----- Given information -----

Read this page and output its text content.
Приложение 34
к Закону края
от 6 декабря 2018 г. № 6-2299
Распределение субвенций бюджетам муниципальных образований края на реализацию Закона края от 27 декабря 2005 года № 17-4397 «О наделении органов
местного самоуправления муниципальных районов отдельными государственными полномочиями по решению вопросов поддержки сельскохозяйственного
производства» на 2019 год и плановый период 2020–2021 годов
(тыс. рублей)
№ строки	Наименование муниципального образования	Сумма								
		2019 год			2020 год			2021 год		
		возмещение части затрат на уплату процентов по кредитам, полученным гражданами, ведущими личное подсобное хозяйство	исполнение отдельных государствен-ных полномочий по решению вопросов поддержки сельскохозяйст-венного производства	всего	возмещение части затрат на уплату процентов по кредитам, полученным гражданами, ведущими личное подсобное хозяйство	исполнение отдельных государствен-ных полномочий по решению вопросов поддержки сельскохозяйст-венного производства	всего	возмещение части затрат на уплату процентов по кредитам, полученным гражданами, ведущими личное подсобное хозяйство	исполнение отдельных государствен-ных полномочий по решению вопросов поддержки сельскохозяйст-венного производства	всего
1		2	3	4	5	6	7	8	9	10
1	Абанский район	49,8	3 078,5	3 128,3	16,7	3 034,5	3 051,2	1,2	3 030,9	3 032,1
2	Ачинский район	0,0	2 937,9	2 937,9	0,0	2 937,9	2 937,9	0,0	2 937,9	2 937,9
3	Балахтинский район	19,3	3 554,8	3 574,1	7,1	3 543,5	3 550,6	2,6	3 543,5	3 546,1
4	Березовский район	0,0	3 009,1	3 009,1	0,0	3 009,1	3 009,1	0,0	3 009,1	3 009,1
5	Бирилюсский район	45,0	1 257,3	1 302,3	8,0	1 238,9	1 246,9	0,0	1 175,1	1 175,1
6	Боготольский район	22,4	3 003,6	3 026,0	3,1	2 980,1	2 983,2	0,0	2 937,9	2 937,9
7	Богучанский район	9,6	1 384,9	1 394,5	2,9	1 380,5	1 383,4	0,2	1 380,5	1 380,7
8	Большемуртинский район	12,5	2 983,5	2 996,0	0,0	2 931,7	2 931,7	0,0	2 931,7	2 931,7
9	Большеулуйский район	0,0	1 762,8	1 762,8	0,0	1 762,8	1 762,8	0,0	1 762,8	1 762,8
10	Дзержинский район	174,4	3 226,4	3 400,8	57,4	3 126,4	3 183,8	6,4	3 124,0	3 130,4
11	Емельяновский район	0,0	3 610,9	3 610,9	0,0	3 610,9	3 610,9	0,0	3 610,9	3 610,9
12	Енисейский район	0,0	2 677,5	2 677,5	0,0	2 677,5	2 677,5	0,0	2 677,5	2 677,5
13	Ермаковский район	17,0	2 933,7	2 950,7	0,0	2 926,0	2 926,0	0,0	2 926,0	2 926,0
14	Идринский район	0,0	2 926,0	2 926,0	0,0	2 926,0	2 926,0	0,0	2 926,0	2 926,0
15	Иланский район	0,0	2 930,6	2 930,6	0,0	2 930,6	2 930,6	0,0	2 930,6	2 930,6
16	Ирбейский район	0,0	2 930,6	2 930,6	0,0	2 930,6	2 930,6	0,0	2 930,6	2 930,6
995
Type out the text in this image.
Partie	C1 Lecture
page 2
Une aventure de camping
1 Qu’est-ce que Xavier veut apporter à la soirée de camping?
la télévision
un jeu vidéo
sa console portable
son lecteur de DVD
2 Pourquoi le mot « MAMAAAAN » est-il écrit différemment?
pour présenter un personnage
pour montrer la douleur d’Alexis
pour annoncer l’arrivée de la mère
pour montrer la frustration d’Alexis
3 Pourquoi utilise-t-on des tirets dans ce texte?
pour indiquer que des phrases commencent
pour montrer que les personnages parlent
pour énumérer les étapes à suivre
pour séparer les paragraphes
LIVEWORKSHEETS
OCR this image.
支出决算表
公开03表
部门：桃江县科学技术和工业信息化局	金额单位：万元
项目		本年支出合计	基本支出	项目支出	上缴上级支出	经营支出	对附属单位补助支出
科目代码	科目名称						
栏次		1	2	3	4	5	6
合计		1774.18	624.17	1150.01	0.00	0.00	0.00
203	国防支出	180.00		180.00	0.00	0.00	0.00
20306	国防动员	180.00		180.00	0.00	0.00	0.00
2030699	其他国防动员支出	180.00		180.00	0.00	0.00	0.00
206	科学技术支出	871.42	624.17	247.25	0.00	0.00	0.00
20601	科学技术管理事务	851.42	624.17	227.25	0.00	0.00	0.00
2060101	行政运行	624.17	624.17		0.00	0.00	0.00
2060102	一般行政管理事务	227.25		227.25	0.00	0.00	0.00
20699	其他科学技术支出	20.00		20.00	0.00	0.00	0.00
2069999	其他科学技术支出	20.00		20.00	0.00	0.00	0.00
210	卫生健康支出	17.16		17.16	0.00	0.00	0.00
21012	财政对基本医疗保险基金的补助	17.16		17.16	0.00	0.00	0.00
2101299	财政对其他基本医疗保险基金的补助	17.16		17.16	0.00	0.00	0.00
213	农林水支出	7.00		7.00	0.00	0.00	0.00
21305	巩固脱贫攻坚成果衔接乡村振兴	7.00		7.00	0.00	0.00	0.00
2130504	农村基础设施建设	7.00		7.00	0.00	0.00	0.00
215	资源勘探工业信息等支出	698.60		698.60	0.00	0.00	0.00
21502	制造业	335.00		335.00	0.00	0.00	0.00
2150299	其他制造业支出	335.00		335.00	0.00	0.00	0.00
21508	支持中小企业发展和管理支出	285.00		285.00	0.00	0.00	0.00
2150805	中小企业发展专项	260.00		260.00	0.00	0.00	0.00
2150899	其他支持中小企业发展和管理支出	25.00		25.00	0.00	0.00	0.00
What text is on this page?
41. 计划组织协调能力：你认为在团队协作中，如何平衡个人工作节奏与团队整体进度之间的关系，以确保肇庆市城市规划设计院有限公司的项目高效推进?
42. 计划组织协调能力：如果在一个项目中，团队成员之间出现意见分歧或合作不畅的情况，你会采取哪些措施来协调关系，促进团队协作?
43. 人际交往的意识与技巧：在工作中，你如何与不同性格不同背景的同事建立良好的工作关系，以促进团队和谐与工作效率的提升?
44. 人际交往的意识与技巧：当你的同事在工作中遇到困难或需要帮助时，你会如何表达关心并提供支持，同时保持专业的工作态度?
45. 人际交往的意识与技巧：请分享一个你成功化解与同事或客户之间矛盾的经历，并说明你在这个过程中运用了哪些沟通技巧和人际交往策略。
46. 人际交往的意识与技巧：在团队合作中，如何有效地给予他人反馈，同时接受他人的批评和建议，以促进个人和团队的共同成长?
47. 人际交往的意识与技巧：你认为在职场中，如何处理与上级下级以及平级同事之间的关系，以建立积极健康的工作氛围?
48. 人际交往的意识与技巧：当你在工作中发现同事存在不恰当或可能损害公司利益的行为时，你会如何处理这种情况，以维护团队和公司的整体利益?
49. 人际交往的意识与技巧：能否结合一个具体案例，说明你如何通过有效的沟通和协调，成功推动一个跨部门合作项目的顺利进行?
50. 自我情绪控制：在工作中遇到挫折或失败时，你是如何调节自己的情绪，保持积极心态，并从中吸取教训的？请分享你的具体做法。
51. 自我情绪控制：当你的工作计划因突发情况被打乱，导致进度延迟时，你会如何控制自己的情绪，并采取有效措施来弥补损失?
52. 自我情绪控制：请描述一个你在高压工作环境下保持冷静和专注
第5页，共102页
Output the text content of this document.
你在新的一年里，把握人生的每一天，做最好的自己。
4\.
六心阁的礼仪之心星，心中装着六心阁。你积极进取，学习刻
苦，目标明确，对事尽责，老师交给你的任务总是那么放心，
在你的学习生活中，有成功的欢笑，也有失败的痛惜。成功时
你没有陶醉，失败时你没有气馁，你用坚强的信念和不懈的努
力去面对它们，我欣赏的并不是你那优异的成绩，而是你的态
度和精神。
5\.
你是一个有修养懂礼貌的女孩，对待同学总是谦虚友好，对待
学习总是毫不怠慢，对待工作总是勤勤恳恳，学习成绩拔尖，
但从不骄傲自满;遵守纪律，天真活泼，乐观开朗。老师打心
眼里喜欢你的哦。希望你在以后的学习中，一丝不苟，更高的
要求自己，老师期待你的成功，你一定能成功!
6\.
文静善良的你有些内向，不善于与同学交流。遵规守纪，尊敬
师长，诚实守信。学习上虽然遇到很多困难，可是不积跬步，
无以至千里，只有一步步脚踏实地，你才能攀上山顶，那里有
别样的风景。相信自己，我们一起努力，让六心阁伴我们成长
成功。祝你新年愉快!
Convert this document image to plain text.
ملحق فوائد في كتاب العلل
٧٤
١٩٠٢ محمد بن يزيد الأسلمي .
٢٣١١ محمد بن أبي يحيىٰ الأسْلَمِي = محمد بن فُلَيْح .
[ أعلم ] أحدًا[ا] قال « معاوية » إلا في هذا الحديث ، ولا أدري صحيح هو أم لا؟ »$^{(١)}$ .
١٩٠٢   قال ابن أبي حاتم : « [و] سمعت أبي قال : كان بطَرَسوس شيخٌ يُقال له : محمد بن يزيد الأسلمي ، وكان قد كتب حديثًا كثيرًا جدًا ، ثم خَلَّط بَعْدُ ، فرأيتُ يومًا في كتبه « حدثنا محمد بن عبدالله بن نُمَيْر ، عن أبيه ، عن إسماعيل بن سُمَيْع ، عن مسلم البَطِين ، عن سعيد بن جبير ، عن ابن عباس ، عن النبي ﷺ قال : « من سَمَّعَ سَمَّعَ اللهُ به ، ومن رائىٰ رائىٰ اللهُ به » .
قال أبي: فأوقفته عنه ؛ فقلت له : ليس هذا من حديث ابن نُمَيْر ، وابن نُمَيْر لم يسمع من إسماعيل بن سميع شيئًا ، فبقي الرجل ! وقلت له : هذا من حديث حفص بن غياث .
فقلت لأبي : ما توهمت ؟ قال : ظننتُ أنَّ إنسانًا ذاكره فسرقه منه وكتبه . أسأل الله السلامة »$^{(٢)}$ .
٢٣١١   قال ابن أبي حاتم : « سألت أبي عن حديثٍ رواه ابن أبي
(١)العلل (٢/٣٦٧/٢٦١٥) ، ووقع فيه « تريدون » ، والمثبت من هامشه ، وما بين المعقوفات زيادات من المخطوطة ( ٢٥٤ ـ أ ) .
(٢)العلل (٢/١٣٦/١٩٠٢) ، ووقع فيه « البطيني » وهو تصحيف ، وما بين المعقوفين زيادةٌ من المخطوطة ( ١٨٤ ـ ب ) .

-----

Exactly repeat the lines from the line that contains "Output the text content of this document." to the end of the entries, both included, and leave out all other lines.

*Solution to this task:*
Output the text content of this document.
你在新的一年里，把握人生的每一天，做最好的自己。
4\.
六心阁的礼仪之心星，心中装着六心阁。你积极进取，学习刻
苦，目标明确，对事尽责，老师交给你的任务总是那么放心，
在你的学习生活中，有成功的欢笑，也有失败的痛惜。成功时
你没有陶醉，失败时你没有气馁，你用坚强的信念和不懈的努
力去面对它们，我欣赏的并不是你那优异的成绩，而是你的态
度和精神。
5\.
你是一个有修养懂礼貌的女孩，对待同学总是谦虚友好，对待
学习总是毫不怠慢，对待工作总是勤勤恳恳，学习成绩拔尖，
但从不骄傲自满;遵守纪律，天真活泼，乐观开朗。老师打心
眼里喜欢你的哦。希望你在以后的学习中，一丝不苟，更高的
要求自己，老师期待你的成功，你一定能成功!
6\.
文静善良的你有些内向，不善于与同学交流。遵规守纪，尊敬
师长，诚实守信。学习上虽然遇到很多困难，可是不积跬步，
无以至千里，只有一步步脚踏实地，你才能攀上山顶，那里有
别样的风景。相信自己，我们一起努力，让六心阁伴我们成长
成功。祝你新年愉快!
Convert this document image to plain text.
ملحق فوائد في كتاب العلل
٧٤
١٩٠٢ محمد بن يزيد الأسلمي .
٢٣١١ محمد بن أبي يحيىٰ الأسْلَمِي = محمد بن فُلَيْح .
[ أعلم ] أحدًا[ا] قال « معاوية » إلا في هذا الحديث ، ولا أدري صحيح هو أم لا؟ »$^{(١)}$ .
١٩٠٢   قال ابن أبي حاتم : « [و] سمعت أبي قال : كان بطَرَسوس شيخٌ يُقال له : محمد بن يزيد الأسلمي ، وكان قد كتب حديثًا كثيرًا جدًا ، ثم خَلَّط بَعْدُ ، فرأيتُ يومًا في كتبه « حدثنا محمد بن عبدالله بن نُمَيْر ، عن أبيه ، عن إسماعيل بن سُمَيْع ، عن مسلم البَطِين ، عن سعيد بن جبير ، عن ابن عباس ، عن النبي ﷺ قال : « من سَمَّعَ سَمَّعَ اللهُ به ، ومن رائىٰ رائىٰ اللهُ به » .
قال أبي: فأوقفته عنه ؛ فقلت له : ليس هذا من حديث ابن نُمَيْر ، وابن نُمَيْر لم يسمع من إسماعيل بن سميع شيئًا ، فبقي الرجل ! وقلت له : هذا من حديث حفص بن غياث .
فقلت لأبي : ما توهمت ؟ قال : ظننتُ أنَّ إنسانًا ذاكره فسرقه منه وكتبه . أسأل الله السلامة »$^{(٢)}$ .
٢٣١١   قال ابن أبي حاتم : « سألت أبي عن حديثٍ رواه ابن أبي
(١)العلل (٢/٣٦٧/٢٦١٥) ، ووقع فيه « تريدون » ، والمثبت من هامشه ، وما بين المعقوفات زيادات من المخطوطة ( ٢٥٤ ـ أ ) .
(٢)العلل (٢/١٣٦/١٩٠٢) ، ووقع فيه « البطيني » وهو تصحيف ، وما بين المعقوفين زيادةٌ من المخطوطة ( ١٨٤ ـ ب ) .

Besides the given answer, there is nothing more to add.